[DATA LINES]
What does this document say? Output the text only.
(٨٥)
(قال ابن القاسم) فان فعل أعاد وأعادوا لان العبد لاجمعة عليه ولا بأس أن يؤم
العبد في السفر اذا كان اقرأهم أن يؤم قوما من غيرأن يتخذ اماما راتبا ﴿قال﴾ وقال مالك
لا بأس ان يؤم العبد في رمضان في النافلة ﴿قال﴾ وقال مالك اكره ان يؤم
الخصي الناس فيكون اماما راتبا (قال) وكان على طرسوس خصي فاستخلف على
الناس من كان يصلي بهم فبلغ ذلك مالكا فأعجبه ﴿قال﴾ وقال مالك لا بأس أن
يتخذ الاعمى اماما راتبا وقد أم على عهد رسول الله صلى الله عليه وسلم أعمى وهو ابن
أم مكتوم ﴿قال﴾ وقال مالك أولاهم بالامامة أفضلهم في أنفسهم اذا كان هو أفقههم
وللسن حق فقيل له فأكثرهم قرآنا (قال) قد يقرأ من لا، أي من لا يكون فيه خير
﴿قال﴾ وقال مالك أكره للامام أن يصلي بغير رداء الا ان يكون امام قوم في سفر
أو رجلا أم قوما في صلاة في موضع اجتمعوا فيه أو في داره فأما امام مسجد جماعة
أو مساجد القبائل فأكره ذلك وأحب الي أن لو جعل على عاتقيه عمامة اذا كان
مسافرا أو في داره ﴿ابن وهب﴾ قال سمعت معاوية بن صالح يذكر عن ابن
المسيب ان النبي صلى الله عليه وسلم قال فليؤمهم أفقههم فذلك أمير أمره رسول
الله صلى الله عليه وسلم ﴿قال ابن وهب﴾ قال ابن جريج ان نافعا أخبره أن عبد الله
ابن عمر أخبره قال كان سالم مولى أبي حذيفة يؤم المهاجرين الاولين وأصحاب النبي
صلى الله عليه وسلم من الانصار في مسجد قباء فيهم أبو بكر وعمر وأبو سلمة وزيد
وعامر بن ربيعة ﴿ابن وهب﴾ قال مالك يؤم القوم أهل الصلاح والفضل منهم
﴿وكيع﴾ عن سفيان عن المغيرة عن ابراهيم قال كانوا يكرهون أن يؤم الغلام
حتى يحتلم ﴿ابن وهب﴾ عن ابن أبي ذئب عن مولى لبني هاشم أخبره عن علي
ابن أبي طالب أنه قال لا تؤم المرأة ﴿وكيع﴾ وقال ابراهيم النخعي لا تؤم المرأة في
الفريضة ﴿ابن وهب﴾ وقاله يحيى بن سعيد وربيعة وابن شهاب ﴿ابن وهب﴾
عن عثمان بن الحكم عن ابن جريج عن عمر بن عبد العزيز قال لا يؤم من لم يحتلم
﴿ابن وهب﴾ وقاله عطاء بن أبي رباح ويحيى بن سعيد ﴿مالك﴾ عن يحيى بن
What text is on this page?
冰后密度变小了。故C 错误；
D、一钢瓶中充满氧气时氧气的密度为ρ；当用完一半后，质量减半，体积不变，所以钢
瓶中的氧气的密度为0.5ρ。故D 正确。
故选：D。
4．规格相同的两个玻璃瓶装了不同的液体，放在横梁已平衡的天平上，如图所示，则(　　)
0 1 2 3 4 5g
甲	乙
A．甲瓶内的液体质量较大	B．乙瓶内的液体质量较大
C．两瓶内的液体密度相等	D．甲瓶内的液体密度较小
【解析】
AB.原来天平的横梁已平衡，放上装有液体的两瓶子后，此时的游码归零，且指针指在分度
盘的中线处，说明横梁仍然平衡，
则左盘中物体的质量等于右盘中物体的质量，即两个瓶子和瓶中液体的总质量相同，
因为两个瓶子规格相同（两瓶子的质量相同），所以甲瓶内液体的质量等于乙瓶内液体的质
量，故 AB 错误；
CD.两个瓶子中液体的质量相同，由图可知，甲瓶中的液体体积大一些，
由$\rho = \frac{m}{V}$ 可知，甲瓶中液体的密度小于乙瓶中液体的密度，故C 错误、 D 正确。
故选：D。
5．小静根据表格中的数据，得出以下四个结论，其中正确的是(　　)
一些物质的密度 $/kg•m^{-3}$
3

[AIM OF THE TASK]
Within the material above, find the lines that contain the word "What"; copy them.

[FINISHED ANSWER]
What does this document say? Output the text only.
What text is on this page?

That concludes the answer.